■ Required work
Every line containing the word "color" needs to be found and copied.

Items listed in a dataset
==*==
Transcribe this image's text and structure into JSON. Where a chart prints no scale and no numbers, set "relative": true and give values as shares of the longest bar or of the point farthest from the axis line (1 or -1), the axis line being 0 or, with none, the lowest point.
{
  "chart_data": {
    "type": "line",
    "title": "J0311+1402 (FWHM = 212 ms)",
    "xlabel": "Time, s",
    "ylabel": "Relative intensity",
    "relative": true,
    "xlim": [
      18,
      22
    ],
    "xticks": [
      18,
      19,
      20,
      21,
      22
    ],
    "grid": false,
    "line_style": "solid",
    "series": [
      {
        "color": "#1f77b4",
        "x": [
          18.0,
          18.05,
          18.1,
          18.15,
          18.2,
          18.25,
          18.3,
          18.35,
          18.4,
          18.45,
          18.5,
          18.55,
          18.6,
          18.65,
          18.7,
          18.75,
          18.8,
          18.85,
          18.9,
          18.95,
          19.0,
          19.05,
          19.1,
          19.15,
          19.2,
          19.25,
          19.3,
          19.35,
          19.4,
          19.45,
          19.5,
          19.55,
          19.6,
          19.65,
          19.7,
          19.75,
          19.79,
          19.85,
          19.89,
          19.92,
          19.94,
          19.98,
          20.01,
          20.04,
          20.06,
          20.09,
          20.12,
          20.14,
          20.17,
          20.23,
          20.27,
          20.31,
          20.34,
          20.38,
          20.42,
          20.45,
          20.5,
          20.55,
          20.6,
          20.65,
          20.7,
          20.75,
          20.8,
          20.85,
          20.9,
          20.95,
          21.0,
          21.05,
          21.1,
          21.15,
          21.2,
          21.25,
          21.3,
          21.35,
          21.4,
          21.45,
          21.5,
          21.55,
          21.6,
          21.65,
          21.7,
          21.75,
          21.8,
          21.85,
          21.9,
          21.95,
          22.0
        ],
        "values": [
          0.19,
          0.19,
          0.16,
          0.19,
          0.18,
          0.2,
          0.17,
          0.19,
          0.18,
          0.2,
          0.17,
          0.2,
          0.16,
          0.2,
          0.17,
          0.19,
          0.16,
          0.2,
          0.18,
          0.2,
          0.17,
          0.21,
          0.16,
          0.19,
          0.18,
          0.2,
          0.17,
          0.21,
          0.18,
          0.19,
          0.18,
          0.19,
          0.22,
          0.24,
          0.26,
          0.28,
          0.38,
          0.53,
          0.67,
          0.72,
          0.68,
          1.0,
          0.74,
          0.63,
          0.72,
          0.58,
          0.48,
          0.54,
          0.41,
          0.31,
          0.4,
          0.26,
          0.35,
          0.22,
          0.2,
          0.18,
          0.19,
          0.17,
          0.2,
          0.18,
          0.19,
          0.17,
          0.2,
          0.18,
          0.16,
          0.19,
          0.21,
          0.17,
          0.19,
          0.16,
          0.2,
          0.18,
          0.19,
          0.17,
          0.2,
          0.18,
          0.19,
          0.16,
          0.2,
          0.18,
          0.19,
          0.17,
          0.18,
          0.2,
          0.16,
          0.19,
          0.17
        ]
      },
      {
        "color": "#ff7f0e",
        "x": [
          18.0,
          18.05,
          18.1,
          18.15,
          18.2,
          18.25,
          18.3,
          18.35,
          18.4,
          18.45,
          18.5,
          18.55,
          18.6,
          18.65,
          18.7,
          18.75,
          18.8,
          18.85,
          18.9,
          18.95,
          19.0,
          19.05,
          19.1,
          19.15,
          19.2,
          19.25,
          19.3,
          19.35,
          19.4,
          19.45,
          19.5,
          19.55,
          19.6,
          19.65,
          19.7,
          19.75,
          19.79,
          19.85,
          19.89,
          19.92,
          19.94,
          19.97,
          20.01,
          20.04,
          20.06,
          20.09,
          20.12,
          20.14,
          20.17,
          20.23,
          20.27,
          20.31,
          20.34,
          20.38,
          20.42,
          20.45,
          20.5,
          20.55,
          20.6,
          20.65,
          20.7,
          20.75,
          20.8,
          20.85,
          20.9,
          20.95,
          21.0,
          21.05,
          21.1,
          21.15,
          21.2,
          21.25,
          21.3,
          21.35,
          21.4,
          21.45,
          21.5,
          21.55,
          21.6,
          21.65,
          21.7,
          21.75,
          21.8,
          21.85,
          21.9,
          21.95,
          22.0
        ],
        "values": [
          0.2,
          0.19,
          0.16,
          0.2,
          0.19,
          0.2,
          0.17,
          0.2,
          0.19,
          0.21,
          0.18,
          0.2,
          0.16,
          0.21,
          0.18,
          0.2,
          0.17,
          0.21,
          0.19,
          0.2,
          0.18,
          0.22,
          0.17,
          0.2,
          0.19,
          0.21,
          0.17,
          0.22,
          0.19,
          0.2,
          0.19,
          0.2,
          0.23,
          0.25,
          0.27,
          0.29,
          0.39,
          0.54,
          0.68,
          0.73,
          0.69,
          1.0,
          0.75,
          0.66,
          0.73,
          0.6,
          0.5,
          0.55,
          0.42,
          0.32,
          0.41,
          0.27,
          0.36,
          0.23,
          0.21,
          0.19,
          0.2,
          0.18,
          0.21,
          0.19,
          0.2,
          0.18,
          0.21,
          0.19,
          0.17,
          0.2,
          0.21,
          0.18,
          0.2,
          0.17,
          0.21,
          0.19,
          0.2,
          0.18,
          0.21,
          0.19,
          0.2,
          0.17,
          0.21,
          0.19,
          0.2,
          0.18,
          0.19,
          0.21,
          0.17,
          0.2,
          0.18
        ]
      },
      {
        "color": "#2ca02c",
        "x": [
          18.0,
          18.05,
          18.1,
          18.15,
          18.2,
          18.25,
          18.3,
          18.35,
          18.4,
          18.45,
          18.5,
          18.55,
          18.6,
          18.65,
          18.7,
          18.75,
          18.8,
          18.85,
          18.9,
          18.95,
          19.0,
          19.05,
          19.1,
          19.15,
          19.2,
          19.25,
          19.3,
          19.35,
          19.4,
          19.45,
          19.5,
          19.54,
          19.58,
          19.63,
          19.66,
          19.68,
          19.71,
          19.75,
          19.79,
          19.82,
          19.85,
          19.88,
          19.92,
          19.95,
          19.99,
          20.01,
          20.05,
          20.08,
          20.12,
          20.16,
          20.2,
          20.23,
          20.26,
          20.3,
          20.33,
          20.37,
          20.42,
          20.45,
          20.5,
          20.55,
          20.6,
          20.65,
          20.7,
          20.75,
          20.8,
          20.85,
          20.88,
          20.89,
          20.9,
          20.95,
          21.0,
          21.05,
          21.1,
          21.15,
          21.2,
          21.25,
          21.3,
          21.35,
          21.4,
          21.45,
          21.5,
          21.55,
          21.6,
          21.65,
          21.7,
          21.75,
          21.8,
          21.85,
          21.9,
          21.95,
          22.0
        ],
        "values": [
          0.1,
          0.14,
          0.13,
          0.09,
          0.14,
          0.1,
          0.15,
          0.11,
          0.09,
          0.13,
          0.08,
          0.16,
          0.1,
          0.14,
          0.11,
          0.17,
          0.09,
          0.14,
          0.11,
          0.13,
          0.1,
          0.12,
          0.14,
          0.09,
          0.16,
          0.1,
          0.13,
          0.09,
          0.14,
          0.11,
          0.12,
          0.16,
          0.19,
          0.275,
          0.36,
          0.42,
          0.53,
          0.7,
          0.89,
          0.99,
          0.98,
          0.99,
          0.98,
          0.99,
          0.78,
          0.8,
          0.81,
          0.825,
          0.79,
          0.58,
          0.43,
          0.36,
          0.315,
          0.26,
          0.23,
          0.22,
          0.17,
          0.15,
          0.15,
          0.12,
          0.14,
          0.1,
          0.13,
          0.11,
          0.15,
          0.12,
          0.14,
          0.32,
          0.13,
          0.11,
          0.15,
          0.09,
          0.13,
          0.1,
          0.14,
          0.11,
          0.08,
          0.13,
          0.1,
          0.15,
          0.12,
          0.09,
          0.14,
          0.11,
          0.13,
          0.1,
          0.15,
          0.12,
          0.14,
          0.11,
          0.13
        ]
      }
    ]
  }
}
==*==
■ The solution
        "color": "#1f77b4",
        "color": "#ff7f0e",
        "color": "#2ca02c",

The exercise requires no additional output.